** begin RECORDS PROVIDED **

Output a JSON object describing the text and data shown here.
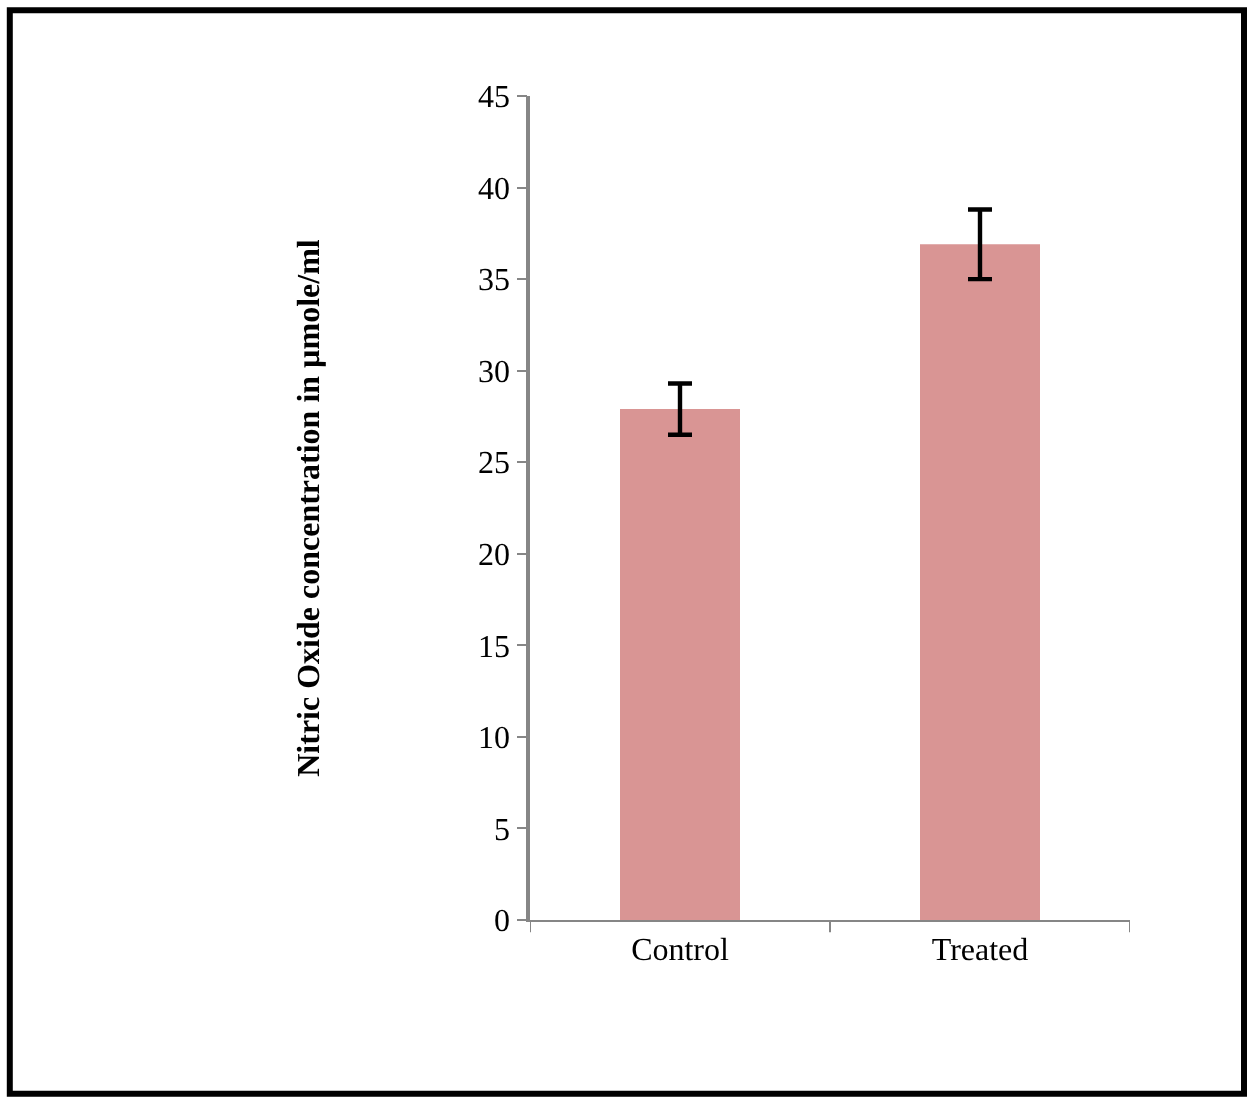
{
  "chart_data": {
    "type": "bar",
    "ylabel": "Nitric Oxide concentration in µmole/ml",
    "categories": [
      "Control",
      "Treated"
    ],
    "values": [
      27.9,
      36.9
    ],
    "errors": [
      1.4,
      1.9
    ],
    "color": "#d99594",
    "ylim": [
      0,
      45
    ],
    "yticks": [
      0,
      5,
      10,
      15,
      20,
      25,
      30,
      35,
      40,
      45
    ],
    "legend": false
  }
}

** end RECORDS PROVIDED **
** begin RECORDS PROVIDED **

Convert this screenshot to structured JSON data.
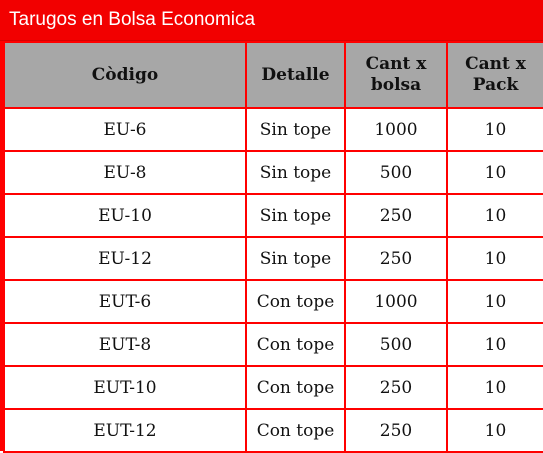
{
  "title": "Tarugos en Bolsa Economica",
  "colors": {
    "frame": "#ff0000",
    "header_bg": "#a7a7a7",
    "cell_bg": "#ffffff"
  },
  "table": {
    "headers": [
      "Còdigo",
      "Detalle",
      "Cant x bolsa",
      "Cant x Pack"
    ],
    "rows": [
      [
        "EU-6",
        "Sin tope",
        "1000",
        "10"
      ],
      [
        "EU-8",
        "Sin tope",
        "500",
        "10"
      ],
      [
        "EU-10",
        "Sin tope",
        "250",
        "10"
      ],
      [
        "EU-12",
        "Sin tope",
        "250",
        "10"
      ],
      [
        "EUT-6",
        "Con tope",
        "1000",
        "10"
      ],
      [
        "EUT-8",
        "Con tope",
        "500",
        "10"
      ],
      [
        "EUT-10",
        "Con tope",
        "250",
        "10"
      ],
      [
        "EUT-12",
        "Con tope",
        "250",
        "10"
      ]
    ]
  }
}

** end RECORDS PROVIDED **

Return every line containing "JSON".

- [EXERCISE RESULT]
Output a JSON object describing the text and data shown here.
Convert this screenshot to structured JSON data.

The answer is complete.